Stored dataset items
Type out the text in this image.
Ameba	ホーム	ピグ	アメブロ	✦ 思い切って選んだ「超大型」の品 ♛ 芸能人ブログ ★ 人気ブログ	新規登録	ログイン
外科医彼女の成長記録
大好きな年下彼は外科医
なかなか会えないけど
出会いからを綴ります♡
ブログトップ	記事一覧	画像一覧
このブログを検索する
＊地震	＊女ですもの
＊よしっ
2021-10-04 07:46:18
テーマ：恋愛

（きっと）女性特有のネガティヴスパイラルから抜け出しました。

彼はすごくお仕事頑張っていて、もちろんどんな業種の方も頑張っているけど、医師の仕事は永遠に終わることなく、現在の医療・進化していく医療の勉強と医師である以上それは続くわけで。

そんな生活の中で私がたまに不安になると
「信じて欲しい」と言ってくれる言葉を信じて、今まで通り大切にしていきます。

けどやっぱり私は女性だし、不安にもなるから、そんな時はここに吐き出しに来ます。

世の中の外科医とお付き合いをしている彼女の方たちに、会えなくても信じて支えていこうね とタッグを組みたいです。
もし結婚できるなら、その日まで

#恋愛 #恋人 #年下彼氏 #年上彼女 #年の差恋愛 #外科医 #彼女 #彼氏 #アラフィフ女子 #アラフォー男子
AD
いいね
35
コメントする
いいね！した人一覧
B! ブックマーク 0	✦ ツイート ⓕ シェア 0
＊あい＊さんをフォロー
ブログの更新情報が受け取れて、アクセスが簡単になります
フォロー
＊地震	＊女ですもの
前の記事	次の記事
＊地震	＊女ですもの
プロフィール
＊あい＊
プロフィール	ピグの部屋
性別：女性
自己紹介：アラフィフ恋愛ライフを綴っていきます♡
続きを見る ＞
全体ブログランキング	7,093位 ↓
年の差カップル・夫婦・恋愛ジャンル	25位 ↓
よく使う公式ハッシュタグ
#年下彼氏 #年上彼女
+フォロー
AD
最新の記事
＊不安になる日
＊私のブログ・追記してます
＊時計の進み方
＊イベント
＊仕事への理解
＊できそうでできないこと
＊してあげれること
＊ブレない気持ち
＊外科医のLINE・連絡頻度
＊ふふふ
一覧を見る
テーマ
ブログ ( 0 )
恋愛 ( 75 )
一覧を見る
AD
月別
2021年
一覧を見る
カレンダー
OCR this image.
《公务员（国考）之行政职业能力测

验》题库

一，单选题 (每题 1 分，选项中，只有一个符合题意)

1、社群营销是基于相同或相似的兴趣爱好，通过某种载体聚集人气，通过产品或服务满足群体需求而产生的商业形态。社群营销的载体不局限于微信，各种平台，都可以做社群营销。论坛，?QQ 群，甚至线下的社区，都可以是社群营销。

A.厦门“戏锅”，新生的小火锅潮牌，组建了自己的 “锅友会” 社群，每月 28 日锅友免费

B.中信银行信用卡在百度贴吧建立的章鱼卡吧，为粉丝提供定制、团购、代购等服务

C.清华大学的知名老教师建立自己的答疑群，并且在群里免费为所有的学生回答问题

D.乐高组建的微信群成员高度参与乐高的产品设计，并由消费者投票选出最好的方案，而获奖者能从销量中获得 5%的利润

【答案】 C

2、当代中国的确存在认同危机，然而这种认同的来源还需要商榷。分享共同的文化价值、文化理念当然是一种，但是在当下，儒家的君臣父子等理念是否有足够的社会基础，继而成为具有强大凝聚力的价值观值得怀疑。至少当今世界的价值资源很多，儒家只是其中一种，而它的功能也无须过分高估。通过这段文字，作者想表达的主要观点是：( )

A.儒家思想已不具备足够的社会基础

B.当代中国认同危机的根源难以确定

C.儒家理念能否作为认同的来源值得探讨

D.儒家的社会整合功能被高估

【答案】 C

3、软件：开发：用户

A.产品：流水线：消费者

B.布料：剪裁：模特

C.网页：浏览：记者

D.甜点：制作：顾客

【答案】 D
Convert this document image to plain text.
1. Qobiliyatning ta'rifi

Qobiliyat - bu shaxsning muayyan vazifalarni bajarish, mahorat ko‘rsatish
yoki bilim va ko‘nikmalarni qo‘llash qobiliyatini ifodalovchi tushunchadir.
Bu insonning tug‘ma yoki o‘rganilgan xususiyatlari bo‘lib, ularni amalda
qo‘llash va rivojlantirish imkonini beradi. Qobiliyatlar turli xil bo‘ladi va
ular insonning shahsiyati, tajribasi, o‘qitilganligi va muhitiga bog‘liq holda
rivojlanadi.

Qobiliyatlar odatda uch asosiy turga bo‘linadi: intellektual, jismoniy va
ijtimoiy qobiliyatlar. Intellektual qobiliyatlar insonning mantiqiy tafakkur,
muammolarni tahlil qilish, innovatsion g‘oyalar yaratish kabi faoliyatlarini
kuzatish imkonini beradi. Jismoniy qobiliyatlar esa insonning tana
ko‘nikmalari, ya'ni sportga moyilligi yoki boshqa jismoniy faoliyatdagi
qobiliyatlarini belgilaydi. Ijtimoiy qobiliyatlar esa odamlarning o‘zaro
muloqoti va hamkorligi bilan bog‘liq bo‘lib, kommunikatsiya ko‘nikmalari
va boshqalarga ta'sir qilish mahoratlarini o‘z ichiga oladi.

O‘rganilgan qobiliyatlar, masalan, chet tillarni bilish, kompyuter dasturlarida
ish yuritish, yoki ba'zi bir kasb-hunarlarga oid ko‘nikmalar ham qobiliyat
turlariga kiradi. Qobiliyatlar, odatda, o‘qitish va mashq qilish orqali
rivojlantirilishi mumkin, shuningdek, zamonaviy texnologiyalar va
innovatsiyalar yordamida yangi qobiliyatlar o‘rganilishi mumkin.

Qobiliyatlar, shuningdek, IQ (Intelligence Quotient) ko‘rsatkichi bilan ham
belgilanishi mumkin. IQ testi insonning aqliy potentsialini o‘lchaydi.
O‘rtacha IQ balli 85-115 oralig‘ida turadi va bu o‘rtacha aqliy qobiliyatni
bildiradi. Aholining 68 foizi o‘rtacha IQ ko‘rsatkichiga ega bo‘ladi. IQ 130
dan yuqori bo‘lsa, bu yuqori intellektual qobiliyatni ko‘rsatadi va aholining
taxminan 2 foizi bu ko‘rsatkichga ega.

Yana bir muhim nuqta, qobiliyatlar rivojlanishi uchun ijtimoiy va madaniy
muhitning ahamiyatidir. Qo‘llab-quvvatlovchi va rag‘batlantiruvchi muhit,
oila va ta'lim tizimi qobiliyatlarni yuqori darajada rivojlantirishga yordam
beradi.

▶ TASK PROMPT
Lines of the material that contain the word "this" are to be gathered.

▶ COMPLETED EXERCISE
Type out the text in this image.
OCR this image.
Convert this document image to plain text.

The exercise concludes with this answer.